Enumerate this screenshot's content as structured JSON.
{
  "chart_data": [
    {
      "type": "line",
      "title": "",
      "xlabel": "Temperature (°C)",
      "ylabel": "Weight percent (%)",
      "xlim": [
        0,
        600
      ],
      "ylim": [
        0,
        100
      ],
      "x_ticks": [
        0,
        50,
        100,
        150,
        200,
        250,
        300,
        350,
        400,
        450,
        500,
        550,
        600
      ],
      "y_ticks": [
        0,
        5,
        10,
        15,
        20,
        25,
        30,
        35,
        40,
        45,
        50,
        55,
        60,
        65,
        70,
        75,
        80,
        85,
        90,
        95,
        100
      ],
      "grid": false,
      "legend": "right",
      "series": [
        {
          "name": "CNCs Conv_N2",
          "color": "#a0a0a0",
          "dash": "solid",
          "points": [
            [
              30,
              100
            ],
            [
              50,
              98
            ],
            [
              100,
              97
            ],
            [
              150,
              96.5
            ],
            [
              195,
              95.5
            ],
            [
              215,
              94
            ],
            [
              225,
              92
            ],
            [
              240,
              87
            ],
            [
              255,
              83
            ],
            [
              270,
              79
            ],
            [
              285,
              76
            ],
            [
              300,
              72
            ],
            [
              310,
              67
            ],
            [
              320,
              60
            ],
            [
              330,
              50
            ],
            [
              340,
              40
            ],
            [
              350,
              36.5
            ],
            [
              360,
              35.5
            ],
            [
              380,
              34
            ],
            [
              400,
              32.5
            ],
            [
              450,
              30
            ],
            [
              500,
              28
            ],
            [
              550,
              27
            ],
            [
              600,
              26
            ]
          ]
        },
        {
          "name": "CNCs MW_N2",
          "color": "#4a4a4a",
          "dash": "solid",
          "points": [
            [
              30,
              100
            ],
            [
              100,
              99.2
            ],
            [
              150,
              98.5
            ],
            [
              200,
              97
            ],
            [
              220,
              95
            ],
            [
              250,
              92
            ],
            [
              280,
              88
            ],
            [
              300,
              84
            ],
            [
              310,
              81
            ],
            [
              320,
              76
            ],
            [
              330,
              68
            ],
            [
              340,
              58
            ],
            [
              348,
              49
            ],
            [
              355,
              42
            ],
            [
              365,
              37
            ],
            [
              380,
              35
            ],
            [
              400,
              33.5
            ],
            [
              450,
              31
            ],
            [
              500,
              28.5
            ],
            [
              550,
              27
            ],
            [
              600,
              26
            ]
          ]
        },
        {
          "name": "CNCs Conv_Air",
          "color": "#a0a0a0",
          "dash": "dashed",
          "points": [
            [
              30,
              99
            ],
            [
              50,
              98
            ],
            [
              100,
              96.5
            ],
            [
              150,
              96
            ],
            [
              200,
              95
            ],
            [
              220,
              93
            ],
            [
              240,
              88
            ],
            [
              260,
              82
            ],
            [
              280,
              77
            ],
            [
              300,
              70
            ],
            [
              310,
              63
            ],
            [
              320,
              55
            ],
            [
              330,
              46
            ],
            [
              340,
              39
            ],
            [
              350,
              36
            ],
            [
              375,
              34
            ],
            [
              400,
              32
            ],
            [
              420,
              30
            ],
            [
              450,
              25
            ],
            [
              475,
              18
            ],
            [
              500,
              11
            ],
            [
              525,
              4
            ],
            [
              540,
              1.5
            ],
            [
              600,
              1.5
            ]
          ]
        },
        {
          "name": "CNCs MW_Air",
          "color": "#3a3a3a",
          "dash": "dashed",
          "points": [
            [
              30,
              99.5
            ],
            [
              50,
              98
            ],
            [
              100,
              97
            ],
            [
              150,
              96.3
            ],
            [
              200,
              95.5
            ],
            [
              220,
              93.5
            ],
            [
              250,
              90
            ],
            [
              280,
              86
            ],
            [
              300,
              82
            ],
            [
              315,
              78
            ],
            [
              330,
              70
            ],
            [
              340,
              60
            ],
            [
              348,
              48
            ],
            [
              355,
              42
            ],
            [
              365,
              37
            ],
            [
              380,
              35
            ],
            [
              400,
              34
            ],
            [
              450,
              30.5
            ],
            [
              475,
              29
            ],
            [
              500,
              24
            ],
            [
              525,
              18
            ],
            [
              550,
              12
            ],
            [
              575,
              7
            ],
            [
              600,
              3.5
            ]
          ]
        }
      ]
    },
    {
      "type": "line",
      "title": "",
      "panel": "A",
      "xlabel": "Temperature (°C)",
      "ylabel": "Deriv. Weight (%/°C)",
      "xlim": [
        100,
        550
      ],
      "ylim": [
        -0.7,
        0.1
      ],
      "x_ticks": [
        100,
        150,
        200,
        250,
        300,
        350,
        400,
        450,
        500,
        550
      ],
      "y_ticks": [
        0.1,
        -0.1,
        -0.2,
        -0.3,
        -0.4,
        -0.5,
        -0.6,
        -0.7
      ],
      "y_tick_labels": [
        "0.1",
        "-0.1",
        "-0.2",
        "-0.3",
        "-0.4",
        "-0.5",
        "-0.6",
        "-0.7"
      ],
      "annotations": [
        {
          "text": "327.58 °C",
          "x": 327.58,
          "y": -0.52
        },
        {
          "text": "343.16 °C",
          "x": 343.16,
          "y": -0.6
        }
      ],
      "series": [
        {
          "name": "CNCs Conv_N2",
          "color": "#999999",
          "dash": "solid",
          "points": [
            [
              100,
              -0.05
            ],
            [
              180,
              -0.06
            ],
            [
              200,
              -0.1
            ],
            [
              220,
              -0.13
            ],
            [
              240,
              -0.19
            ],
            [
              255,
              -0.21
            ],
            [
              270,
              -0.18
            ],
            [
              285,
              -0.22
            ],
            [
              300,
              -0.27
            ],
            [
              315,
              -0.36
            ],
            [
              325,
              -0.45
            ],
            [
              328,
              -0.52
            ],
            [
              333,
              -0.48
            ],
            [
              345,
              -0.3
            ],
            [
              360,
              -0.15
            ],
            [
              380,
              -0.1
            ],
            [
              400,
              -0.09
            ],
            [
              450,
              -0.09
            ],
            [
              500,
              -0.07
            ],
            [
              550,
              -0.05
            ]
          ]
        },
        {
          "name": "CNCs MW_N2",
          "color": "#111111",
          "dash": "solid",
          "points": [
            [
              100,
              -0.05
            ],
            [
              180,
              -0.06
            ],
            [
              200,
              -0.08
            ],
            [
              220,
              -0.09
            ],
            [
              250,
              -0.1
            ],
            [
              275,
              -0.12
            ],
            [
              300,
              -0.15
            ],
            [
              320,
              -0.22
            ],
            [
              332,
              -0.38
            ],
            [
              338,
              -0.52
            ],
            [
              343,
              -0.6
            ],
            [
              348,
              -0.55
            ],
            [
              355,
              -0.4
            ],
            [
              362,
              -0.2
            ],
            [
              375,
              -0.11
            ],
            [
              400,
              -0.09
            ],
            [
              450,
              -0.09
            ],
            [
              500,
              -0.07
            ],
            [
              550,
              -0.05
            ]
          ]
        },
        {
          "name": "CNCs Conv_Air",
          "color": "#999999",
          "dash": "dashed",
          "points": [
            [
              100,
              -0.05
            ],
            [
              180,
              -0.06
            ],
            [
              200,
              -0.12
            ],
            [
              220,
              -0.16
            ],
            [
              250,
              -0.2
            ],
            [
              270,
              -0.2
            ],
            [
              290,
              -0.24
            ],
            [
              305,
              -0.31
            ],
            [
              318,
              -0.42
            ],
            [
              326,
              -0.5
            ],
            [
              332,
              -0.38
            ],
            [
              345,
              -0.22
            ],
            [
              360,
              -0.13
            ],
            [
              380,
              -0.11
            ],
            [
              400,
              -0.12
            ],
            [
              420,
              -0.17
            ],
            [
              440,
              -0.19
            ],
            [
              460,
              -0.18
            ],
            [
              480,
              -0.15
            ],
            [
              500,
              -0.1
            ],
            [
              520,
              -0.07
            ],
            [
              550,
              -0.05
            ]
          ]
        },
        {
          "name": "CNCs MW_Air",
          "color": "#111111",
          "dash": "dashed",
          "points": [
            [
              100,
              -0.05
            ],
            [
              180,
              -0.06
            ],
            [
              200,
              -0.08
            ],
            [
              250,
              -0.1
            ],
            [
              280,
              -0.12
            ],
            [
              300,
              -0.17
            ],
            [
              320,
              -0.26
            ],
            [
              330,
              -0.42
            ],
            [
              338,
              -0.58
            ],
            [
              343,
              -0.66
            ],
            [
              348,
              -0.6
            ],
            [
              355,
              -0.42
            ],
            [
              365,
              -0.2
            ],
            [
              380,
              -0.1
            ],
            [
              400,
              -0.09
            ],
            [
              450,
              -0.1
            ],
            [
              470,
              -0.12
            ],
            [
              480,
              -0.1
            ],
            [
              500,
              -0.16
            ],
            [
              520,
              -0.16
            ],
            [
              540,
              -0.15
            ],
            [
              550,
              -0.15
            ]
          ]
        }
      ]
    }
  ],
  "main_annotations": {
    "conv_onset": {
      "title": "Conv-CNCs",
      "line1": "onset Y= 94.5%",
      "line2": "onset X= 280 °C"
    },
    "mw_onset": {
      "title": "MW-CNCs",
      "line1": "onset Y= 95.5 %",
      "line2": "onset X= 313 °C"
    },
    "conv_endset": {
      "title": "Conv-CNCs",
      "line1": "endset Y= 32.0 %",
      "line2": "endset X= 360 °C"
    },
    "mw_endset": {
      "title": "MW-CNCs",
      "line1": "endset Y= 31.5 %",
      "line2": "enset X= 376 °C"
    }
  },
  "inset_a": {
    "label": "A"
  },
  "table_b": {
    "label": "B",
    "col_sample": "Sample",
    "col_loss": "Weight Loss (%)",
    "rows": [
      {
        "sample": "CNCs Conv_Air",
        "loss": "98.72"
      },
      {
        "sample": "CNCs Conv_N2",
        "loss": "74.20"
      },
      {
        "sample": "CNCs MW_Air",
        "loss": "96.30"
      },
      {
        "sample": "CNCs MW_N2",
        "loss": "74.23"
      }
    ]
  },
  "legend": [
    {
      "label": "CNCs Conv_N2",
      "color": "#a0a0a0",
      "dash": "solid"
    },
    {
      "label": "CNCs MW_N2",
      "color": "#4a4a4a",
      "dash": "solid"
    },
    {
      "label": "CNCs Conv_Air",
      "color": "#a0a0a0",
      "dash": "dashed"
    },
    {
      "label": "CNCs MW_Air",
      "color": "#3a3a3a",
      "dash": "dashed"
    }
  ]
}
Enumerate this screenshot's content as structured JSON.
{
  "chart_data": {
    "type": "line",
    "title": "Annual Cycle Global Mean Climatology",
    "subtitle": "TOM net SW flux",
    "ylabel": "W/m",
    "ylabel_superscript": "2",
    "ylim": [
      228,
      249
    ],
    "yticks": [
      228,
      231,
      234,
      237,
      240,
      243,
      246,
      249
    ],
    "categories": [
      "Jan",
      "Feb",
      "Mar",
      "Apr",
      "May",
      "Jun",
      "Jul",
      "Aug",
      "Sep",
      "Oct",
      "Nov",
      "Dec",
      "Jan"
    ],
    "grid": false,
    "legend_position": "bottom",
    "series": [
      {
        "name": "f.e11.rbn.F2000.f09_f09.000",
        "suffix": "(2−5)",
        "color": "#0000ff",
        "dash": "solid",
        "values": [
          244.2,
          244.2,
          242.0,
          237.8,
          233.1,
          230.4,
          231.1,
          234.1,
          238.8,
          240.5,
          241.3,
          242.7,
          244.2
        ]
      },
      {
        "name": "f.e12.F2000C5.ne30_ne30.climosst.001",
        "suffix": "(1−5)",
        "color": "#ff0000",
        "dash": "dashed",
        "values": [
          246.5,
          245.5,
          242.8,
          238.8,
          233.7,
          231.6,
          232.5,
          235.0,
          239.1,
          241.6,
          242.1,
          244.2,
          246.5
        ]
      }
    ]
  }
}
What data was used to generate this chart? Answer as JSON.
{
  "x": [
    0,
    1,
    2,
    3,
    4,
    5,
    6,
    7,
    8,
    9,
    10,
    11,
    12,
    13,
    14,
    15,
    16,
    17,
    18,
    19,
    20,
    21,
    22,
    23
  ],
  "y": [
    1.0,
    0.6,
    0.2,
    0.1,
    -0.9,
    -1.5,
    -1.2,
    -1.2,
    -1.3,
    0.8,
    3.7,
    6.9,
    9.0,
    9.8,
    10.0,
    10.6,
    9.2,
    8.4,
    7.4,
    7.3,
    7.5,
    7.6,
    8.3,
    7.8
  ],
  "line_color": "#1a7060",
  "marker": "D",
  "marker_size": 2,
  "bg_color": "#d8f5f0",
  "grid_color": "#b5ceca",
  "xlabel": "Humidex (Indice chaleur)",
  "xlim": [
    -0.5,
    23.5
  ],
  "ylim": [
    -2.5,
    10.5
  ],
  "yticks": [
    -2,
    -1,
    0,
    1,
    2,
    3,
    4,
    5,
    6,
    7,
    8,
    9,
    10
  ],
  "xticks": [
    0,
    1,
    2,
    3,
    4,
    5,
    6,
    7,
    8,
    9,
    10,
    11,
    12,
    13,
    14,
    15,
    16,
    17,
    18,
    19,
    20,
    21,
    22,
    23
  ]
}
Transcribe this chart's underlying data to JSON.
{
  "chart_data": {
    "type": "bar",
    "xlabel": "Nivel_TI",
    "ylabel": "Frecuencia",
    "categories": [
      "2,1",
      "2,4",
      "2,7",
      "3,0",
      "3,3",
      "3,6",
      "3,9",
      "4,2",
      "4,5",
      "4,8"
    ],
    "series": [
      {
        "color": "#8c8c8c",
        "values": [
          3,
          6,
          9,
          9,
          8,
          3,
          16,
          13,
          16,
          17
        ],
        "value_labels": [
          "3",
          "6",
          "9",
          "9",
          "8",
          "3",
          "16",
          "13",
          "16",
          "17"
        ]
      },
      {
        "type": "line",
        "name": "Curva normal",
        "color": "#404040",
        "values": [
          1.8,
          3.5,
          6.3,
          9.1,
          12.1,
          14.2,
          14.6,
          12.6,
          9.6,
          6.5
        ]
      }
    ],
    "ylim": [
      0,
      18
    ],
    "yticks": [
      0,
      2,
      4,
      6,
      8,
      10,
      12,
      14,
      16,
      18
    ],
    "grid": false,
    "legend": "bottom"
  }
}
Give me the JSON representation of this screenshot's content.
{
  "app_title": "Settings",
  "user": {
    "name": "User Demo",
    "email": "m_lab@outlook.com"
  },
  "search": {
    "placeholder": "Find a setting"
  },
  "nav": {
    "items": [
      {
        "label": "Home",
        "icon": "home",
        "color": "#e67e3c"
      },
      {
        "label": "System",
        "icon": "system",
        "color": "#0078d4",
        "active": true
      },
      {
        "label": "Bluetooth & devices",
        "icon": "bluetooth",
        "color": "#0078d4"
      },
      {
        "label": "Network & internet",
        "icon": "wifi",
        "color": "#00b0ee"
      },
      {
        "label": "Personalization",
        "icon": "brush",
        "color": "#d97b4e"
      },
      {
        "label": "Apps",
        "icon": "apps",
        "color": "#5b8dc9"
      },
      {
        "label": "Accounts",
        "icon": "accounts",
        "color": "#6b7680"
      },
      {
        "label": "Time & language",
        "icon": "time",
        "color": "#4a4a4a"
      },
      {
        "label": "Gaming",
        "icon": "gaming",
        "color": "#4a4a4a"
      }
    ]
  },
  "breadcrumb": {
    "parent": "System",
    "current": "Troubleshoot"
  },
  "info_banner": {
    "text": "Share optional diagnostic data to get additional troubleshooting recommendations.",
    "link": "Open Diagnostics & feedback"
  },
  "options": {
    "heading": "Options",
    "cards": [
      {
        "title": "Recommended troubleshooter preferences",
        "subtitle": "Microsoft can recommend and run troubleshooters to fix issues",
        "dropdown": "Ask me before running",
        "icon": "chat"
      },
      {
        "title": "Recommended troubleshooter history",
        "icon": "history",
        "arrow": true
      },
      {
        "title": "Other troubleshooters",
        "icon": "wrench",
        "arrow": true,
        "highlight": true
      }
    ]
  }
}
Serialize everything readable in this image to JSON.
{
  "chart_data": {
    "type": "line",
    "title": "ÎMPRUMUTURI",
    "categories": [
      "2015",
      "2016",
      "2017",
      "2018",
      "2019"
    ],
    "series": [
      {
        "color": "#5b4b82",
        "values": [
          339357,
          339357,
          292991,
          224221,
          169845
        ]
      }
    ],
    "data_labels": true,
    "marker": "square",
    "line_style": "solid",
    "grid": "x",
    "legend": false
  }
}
——————
Check each line of these records for the string "text" and state only how many lines have it.

3